Extracted entries>
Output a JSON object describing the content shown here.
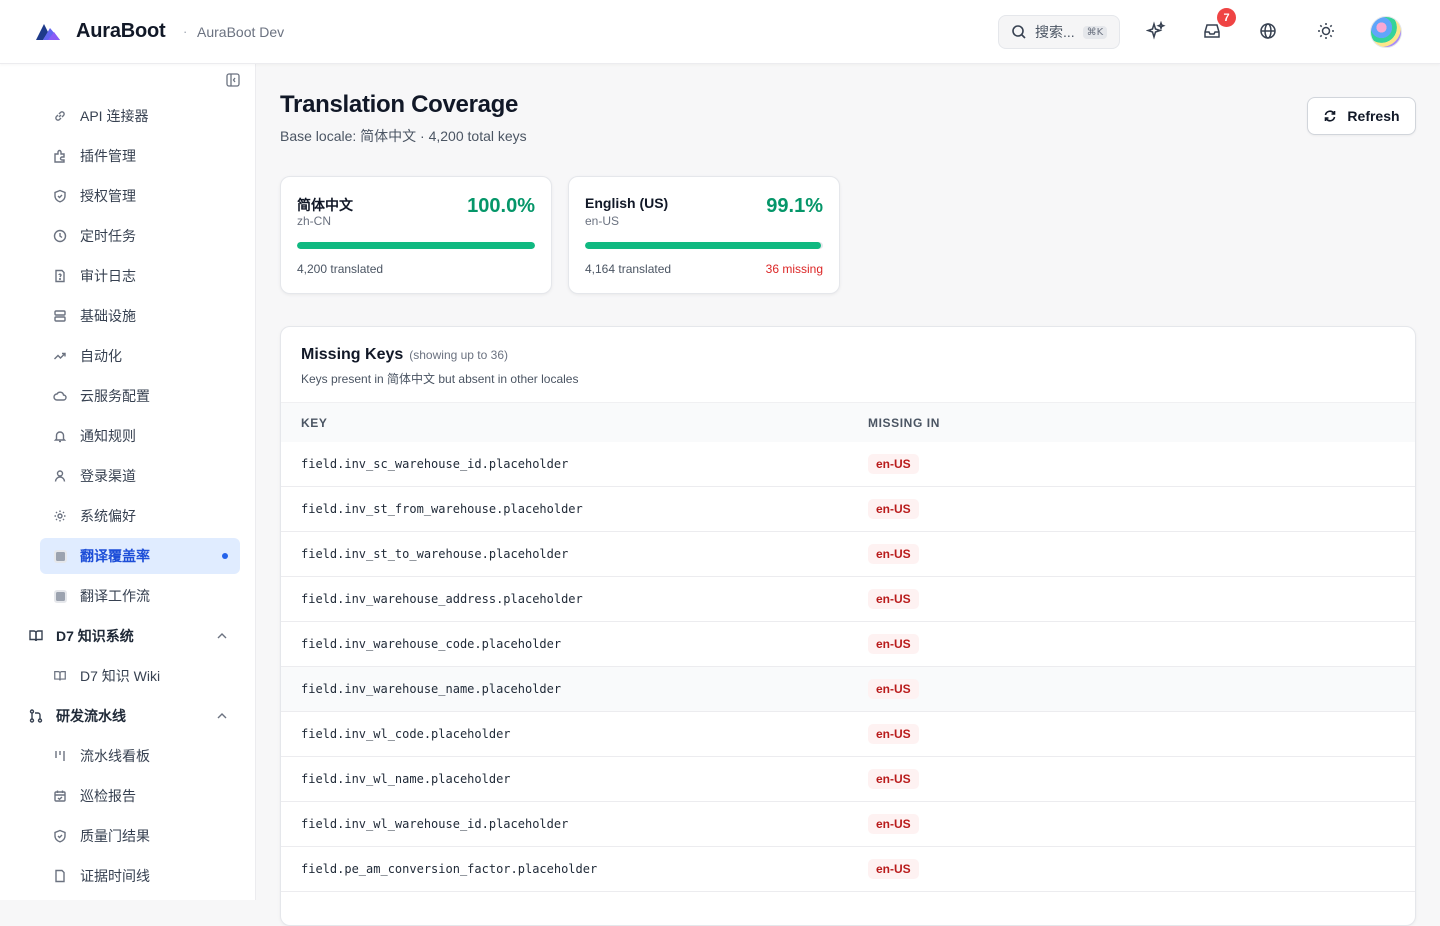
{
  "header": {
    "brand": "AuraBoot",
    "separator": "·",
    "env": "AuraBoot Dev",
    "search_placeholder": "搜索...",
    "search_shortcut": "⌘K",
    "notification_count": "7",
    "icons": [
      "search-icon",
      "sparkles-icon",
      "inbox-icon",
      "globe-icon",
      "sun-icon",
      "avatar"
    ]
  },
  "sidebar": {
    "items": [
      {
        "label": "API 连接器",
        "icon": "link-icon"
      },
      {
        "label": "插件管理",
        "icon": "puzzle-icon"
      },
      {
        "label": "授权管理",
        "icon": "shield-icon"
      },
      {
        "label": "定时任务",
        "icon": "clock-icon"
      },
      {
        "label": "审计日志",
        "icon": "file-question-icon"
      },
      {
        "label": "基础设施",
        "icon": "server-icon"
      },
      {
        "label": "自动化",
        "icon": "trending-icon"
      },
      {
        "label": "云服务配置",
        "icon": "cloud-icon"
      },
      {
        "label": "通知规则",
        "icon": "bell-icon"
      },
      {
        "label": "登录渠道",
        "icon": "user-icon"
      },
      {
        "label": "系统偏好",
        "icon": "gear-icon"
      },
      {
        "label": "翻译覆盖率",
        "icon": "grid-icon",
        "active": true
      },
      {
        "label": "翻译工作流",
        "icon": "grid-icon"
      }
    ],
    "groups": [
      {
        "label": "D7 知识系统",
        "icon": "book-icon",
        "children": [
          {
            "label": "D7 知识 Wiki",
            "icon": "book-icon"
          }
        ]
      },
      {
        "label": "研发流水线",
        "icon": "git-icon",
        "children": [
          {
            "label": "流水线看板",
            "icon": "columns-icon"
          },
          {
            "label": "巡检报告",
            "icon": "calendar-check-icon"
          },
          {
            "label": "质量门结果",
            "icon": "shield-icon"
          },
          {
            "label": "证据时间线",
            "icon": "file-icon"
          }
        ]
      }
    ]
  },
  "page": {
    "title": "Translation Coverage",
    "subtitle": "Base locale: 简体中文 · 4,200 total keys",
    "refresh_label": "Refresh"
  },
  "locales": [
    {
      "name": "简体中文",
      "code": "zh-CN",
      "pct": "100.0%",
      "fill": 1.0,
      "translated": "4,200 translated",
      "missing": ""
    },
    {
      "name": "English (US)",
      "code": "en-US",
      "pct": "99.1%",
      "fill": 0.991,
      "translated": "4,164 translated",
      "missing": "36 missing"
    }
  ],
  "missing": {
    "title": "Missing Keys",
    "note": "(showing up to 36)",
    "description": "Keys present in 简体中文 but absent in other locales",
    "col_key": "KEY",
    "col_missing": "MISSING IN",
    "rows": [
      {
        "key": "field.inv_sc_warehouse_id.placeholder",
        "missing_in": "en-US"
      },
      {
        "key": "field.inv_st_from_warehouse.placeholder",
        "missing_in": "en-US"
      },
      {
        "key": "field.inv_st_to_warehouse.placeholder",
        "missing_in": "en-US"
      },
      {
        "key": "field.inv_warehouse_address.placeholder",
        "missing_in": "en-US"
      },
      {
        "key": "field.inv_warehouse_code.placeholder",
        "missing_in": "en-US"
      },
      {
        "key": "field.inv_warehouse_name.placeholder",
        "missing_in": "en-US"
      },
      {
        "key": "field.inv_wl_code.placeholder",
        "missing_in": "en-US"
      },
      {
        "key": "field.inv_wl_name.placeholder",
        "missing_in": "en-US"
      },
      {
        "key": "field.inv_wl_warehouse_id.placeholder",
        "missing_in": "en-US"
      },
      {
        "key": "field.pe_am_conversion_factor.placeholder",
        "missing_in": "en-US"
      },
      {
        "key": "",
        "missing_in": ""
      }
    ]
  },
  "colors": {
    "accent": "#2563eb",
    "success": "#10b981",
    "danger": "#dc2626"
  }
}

Task goal>
Make an exact copy of the listing above. Do not include the pictures.

Solved exercise>
Output a JSON object describing the content shown here.
{
  "header": {
    "brand": "AuraBoot",
    "separator": "·",
    "env": "AuraBoot Dev",
    "search_placeholder": "搜索...",
    "search_shortcut": "⌘K",
    "notification_count": "7",
    "icons": [
      "search-icon",
      "sparkles-icon",
      "inbox-icon",
      "globe-icon",
      "sun-icon",
      "avatar"
    ]
  },
  "sidebar": {
    "items": [
      {
        "label": "API 连接器",
        "icon": "link-icon"
      },
      {
        "label": "插件管理",
        "icon": "puzzle-icon"
      },
      {
        "label": "授权管理",
        "icon": "shield-icon"
      },
      {
        "label": "定时任务",
        "icon": "clock-icon"
      },
      {
        "label": "审计日志",
        "icon": "file-question-icon"
      },
      {
        "label": "基础设施",
        "icon": "server-icon"
      },
      {
        "label": "自动化",
        "icon": "trending-icon"
      },
      {
        "label": "云服务配置",
        "icon": "cloud-icon"
      },
      {
        "label": "通知规则",
        "icon": "bell-icon"
      },
      {
        "label": "登录渠道",
        "icon": "user-icon"
      },
      {
        "label": "系统偏好",
        "icon": "gear-icon"
      },
      {
        "label": "翻译覆盖率",
        "icon": "grid-icon",
        "active": true
      },
      {
        "label": "翻译工作流",
        "icon": "grid-icon"
      }
    ],
    "groups": [
      {
        "label": "D7 知识系统",
        "icon": "book-icon",
        "children": [
          {
            "label": "D7 知识 Wiki",
            "icon": "book-icon"
          }
        ]
      },
      {
        "label": "研发流水线",
        "icon": "git-icon",
        "children": [
          {
            "label": "流水线看板",
            "icon": "columns-icon"
          },
          {
            "label": "巡检报告",
            "icon": "calendar-check-icon"
          },
          {
            "label": "质量门结果",
            "icon": "shield-icon"
          },
          {
            "label": "证据时间线",
            "icon": "file-icon"
          }
        ]
      }
    ]
  },
  "page": {
    "title": "Translation Coverage",
    "subtitle": "Base locale: 简体中文 · 4,200 total keys",
    "refresh_label": "Refresh"
  },
  "locales": [
    {
      "name": "简体中文",
      "code": "zh-CN",
      "pct": "100.0%",
      "fill": 1.0,
      "translated": "4,200 translated",
      "missing": ""
    },
    {
      "name": "English (US)",
      "code": "en-US",
      "pct": "99.1%",
      "fill": 0.991,
      "translated": "4,164 translated",
      "missing": "36 missing"
    }
  ],
  "missing": {
    "title": "Missing Keys",
    "note": "(showing up to 36)",
    "description": "Keys present in 简体中文 but absent in other locales",
    "col_key": "KEY",
    "col_missing": "MISSING IN",
    "rows": [
      {
        "key": "field.inv_sc_warehouse_id.placeholder",
        "missing_in": "en-US"
      },
      {
        "key": "field.inv_st_from_warehouse.placeholder",
        "missing_in": "en-US"
      },
      {
        "key": "field.inv_st_to_warehouse.placeholder",
        "missing_in": "en-US"
      },
      {
        "key": "field.inv_warehouse_address.placeholder",
        "missing_in": "en-US"
      },
      {
        "key": "field.inv_warehouse_code.placeholder",
        "missing_in": "en-US"
      },
      {
        "key": "field.inv_warehouse_name.placeholder",
        "missing_in": "en-US"
      },
      {
        "key": "field.inv_wl_code.placeholder",
        "missing_in": "en-US"
      },
      {
        "key": "field.inv_wl_name.placeholder",
        "missing_in": "en-US"
      },
      {
        "key": "field.inv_wl_warehouse_id.placeholder",
        "missing_in": "en-US"
      },
      {
        "key": "field.pe_am_conversion_factor.placeholder",
        "missing_in": "en-US"
      },
      {
        "key": "",
        "missing_in": ""
      }
    ]
  },
  "colors": {
    "accent": "#2563eb",
    "success": "#10b981",
    "danger": "#dc2626"
  }
}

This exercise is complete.